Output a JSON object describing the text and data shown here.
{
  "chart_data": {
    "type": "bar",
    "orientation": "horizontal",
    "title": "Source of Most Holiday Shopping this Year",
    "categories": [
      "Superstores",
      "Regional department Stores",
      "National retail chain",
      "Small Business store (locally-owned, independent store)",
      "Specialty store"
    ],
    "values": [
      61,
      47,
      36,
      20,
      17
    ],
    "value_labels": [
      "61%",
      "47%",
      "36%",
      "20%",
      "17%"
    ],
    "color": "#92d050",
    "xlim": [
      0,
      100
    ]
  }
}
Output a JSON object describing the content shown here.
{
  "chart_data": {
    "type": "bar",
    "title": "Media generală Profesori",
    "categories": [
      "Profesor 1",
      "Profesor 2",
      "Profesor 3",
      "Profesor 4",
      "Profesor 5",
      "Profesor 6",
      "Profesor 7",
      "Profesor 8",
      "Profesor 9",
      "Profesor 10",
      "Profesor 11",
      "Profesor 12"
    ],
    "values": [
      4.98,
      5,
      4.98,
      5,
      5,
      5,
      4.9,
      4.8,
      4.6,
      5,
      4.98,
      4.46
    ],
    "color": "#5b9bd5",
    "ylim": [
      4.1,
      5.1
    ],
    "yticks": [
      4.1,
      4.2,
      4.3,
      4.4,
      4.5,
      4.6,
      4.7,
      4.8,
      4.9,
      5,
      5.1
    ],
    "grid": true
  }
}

EXERCISE TASK
All of the entries above must be quoted exactly.

THE SOLUTION
Output a JSON object describing the text and data shown here.
{
  "chart_data": {
    "type": "bar",
    "orientation": "horizontal",
    "title": "Source of Most Holiday Shopping this Year",
    "categories": [
      "Superstores",
      "Regional department Stores",
      "National retail chain",
      "Small Business store (locally-owned, independent store)",
      "Specialty store"
    ],
    "values": [
      61,
      47,
      36,
      20,
      17
    ],
    "value_labels": [
      "61%",
      "47%",
      "36%",
      "20%",
      "17%"
    ],
    "color": "#92d050",
    "xlim": [
      0,
      100
    ]
  }
}
Output a JSON object describing the content shown here.
{
  "chart_data": {
    "type": "bar",
    "title": "Media generală Profesori",
    "categories": [
      "Profesor 1",
      "Profesor 2",
      "Profesor 3",
      "Profesor 4",
      "Profesor 5",
      "Profesor 6",
      "Profesor 7",
      "Profesor 8",
      "Profesor 9",
      "Profesor 10",
      "Profesor 11",
      "Profesor 12"
    ],
    "values": [
      4.98,
      5,
      4.98,
      5,
      5,
      5,
      4.9,
      4.8,
      4.6,
      5,
      4.98,
      4.46
    ],
    "color": "#5b9bd5",
    "ylim": [
      4.1,
      5.1
    ],
    "yticks": [
      4.1,
      4.2,
      4.3,
      4.4,
      4.5,
      4.6,
      4.7,
      4.8,
      4.9,
      5,
      5.1
    ],
    "grid": true
  }
}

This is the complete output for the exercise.